### GIVEN REQUEST
Tally each line where the word "销售时间" occurs, then give only the total.

### GIVEN RECORDS
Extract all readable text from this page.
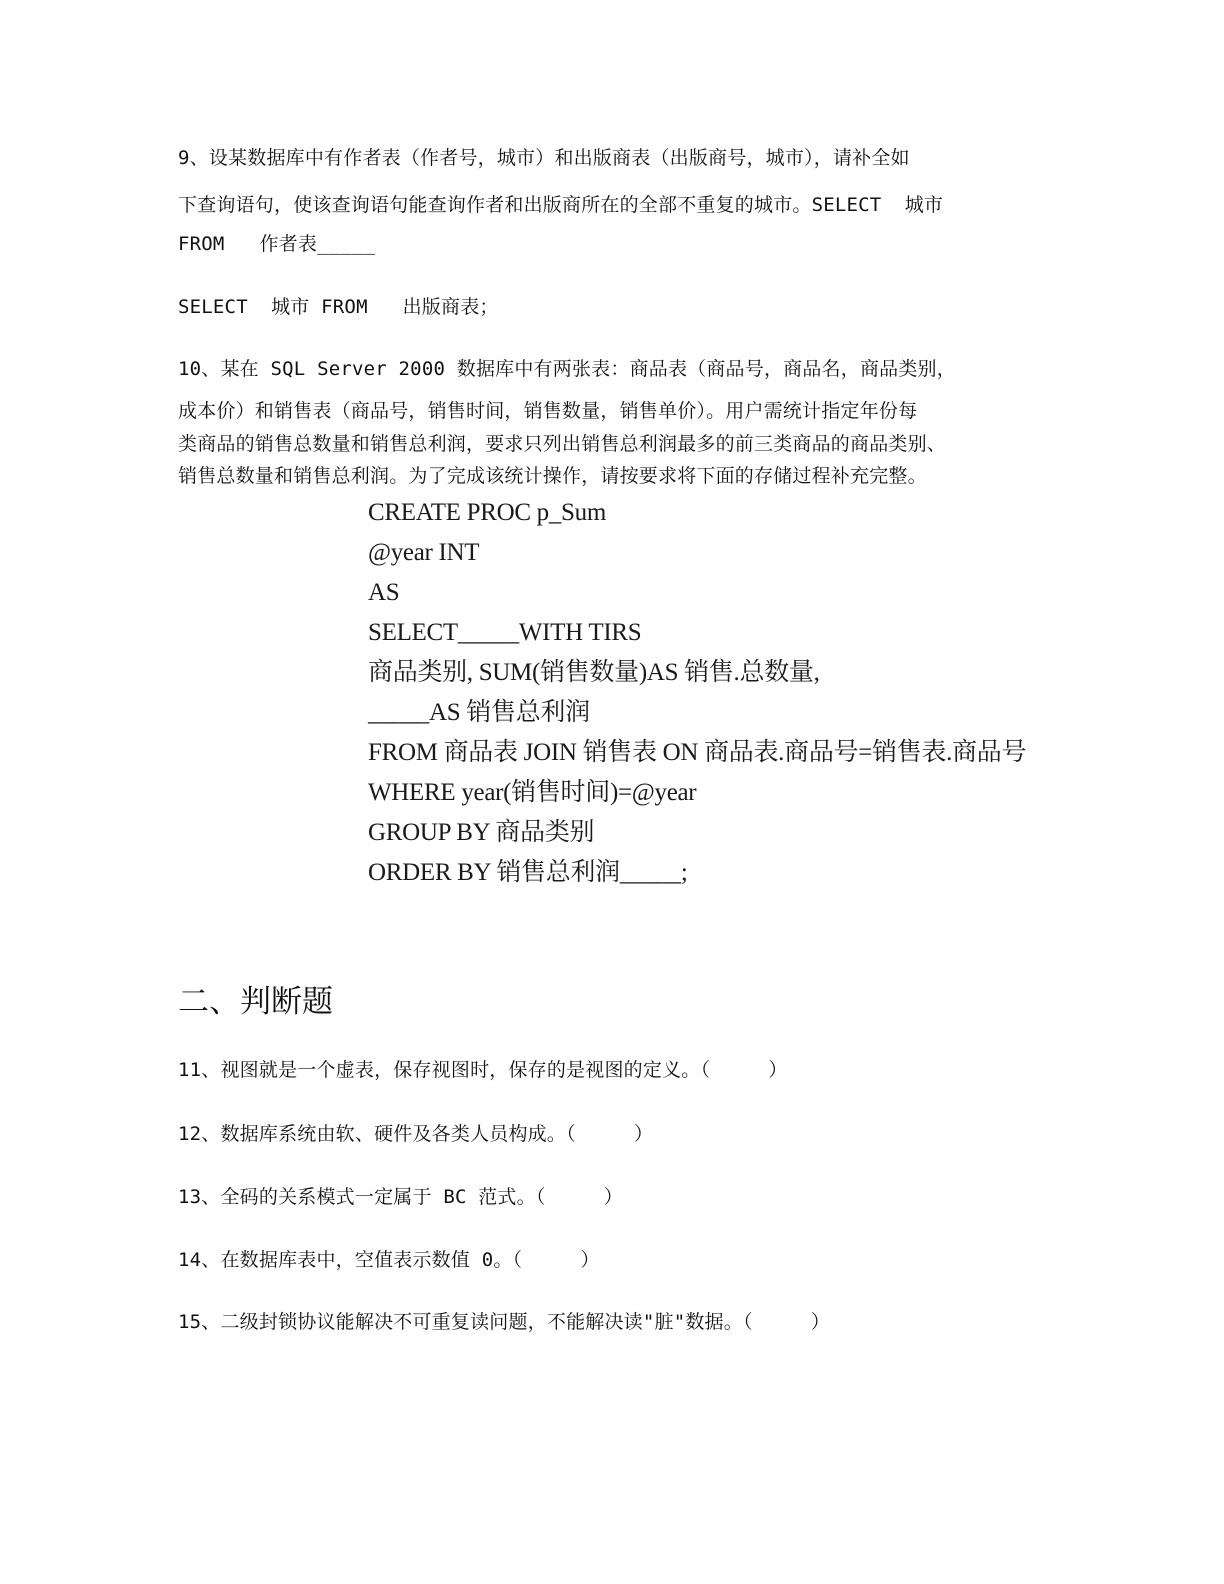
9、设某数据库中有作者表（作者号，城市）和出版商表（出版商号，城市），请补全如
下查询语句，使该查询语句能查询作者和出版商所在的全部不重复的城市。SELECT  城市
FROM   作者表_____
SELECT  城市 FROM   出版商表；
10、某在 SQL Server 2000 数据库中有两张表：商品表（商品号，商品名，商品类别，
成本价）和销售表（商品号，销售时间，销售数量，销售单价）。用户需统计指定年份每
类商品的销售总数量和销售总利润，要求只列出销售总利润最多的前三类商品的商品类别、
销售总数量和销售总利润。为了完成该统计操作，请按要求将下面的存储过程补充完整。
CREATE PROC p_Sum
@year INT
AS
SELECT_____WITH TIRS
商品类别, SUM(销售数量)AS 销售.总数量,
_____AS 销售总利润
FROM 商品表 JOIN 销售表 ON 商品表.商品号=销售表.商品号
WHERE year(销售时间)=@year
GROUP BY 商品类别
ORDER BY 销售总利润_____;
二、判断题
11、视图就是一个虚表，保存视图时，保存的是视图的定义。（     ）
12、数据库系统由软、硬件及各类人员构成。（     ）
13、全码的关系模式一定属于 BC 范式。（     ）
14、在数据库表中，空值表示数值 0。（     ）
15、二级封锁协议能解决不可重复读问题，不能解决读"脏"数据。（     ）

### COMPLETE RESPONSE
2